# Exercise
Please quote the material exactly, every line of it.

>> begin

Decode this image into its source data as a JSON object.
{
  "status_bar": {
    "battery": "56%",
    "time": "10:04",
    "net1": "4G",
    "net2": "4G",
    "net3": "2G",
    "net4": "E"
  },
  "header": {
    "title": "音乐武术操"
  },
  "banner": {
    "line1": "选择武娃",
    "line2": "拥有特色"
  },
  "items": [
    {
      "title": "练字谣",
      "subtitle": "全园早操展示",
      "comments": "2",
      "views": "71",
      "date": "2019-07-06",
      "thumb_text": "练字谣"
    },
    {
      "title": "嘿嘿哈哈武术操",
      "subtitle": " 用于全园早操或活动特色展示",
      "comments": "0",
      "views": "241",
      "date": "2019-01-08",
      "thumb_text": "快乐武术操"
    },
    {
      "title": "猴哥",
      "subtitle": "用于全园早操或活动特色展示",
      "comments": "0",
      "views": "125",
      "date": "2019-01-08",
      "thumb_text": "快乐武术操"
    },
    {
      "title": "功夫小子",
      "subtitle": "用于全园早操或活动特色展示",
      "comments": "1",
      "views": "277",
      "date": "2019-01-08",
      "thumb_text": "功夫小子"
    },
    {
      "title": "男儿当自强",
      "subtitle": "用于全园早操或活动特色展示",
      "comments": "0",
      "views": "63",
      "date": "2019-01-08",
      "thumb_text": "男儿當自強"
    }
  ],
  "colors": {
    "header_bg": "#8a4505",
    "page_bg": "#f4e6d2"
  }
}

>> end

# Exercise answer
Decode this image into its source data as a JSON object.
{
  "status_bar": {
    "battery": "56%",
    "time": "10:04",
    "net1": "4G",
    "net2": "4G",
    "net3": "2G",
    "net4": "E"
  },
  "header": {
    "title": "音乐武术操"
  },
  "banner": {
    "line1": "选择武娃",
    "line2": "拥有特色"
  },
  "items": [
    {
      "title": "练字谣",
      "subtitle": "全园早操展示",
      "comments": "2",
      "views": "71",
      "date": "2019-07-06",
      "thumb_text": "练字谣"
    },
    {
      "title": "嘿嘿哈哈武术操",
      "subtitle": " 用于全园早操或活动特色展示",
      "comments": "0",
      "views": "241",
      "date": "2019-01-08",
      "thumb_text": "快乐武术操"
    },
    {
      "title": "猴哥",
      "subtitle": "用于全园早操或活动特色展示",
      "comments": "0",
      "views": "125",
      "date": "2019-01-08",
      "thumb_text": "快乐武术操"
    },
    {
      "title": "功夫小子",
      "subtitle": "用于全园早操或活动特色展示",
      "comments": "1",
      "views": "277",
      "date": "2019-01-08",
      "thumb_text": "功夫小子"
    },
    {
      "title": "男儿当自强",
      "subtitle": "用于全园早操或活动特色展示",
      "comments": "0",
      "views": "63",
      "date": "2019-01-08",
      "thumb_text": "男儿當自強"
    }
  ],
  "colors": {
    "header_bg": "#8a4505",
    "page_bg": "#f4e6d2"
  }
}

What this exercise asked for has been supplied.